DOCUMENT EXCERPT
How does he get there? At dusk, you see, there is a gate
between the two worlds that opens briefly. Once you go through the gate,
though, you’re stuck in William’s world for 10 days. Essentially time moves
differently in the two worlds – it’s a long story.
Anyway, Quinn is now stuck in Eirentheos for 10 days – with no
way to contact her family and a lot to learn.
There are four books in the original series, including ‘Seeds
of Discovery,’ ‘Roots of Insight,’ ‘Thorns of Decision’ and ‘Blooms of
Consequence.’ Then there’s a short novella called ‘A Christmas Rose,’ followed
by ‘Canes of Divergence.’
I’m not going to go into each book separately, mostly
because it would take too long, but the
central mythology of ‘The Dusk Gate Chronicles’ not only grows with each book,
it also enriches earlier storylines as the reader learns more and more about
Eirentheos, Quinn and the central Rose family.
Suffice it to say, Quinn has ties to Eirentheos that span
generations – and she didn’t stumble upon the world completely by accident.
Quinn’s ties to her own world are threatened by the love she
starts to feel for this new world. She struggles with finding happiness in either -- since any choice she makes will cause her to lose something.
‘The Dusk Gate Chronicles’ has the usual horses and swords,
but its greatest accomplishment is in the family itself. These are people you
would want to meet. In other words, when they fall in love, you fall in love
and when their hearts are broken, so is your heart.
I’m not going to pretend the series is perfect. I think the
biggest problem with them is the titles of the books themselves. I think the
author was trying to liken them to ‘Game of Thrones’ – but the problem is, a
lot of the titles don’t make any sense. Take ‘Canes of Divergence,’ for
example. When you break it down, it means sticks that go different ways. How is
that supposed to suck people in?

TASKS
[a] According to the review of "The Dusk Gate Chronicles," how long is someone stuck in William's world after going through the gate?
[b] Copy out the review word for word, everything from "Suffice it to" down to "is your heart.".
The rows that come after this review have nothing to do with what you're asked here.

SUPPLIED MATERIAL
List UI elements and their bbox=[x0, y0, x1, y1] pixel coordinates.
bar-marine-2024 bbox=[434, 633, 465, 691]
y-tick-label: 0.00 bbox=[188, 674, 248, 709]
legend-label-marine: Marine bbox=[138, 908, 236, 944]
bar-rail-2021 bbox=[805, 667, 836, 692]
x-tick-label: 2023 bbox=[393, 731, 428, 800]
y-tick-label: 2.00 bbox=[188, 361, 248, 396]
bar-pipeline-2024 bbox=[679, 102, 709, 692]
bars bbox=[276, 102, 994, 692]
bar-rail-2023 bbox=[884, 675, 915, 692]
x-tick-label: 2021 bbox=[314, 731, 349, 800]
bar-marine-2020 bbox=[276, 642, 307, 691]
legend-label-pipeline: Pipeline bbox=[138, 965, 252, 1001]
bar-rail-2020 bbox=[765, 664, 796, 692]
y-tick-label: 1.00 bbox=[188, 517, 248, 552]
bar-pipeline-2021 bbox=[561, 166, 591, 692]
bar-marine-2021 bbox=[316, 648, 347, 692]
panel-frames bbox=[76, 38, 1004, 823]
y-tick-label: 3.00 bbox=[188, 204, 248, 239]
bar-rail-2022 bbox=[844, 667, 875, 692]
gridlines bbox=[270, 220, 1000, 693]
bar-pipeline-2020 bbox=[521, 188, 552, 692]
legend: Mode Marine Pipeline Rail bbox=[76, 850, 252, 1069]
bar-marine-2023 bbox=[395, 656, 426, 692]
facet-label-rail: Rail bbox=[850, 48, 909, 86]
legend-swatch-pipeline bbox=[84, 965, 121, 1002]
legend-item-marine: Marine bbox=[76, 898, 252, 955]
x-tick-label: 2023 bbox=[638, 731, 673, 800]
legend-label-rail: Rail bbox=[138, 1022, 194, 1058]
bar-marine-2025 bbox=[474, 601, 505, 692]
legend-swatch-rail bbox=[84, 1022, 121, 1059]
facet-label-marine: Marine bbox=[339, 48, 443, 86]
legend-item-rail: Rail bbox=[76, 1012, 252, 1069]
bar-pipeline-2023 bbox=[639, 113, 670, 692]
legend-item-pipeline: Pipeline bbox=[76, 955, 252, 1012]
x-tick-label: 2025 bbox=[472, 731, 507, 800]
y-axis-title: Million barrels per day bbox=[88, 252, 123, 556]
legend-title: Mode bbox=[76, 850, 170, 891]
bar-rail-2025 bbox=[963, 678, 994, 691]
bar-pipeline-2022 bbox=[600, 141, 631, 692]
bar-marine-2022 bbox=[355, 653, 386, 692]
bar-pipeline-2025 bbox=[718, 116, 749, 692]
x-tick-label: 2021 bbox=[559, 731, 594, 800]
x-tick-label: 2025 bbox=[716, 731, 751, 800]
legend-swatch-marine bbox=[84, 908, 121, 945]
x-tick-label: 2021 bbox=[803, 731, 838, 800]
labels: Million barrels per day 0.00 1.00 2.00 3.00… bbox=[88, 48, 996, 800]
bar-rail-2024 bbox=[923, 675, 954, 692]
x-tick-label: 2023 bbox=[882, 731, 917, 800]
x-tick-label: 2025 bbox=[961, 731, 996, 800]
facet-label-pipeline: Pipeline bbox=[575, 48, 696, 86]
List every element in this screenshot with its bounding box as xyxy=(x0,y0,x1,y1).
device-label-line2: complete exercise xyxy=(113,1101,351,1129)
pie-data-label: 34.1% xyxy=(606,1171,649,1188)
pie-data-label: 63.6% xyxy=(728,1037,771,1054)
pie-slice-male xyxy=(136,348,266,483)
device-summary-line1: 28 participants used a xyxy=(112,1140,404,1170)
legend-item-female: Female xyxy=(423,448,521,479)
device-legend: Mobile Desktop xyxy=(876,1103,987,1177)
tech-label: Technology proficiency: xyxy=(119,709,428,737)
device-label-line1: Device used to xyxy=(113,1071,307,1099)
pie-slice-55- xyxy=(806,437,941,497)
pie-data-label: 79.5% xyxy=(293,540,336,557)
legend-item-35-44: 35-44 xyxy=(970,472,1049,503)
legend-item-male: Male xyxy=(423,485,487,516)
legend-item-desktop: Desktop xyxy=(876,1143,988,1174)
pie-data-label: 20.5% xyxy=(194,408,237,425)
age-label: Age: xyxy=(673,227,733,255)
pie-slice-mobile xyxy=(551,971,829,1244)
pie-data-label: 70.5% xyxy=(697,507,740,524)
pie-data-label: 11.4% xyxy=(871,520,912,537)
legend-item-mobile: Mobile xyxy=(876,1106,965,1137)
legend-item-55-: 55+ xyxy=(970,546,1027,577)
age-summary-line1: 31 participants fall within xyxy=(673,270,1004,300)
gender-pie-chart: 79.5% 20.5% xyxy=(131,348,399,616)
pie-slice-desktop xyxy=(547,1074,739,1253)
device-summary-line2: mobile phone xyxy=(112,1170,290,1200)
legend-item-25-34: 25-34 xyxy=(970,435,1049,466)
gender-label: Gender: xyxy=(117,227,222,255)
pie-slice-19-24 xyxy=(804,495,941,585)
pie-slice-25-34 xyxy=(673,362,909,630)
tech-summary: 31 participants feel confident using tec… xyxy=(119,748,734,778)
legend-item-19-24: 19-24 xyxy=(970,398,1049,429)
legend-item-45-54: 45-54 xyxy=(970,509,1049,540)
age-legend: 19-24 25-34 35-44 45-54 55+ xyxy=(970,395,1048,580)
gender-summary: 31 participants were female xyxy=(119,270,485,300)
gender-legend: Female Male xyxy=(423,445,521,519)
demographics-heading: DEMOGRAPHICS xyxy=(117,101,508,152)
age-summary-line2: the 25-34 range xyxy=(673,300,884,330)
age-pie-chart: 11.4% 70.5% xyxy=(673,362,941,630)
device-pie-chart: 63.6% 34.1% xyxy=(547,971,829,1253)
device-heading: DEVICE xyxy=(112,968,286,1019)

ANSWERS FOR THE EXERCISE
[a] 10 days.

[b]
Suffice it to say, Quinn has ties to Eirentheos that span
generations – and she didn’t stumble upon the world completely by accident.
Quinn’s ties to her own world are threatened by the love she
starts to feel for this new world. She struggles with finding happiness in either -- since any choice she makes will cause her to lose something.
‘The Dusk Gate Chronicles’ has the usual horses and swords,
but its greatest accomplishment is in the family itself. These are people you
would want to meet. In other words, when they fall in love, you fall in love
and when their hearts are broken, so is your heart.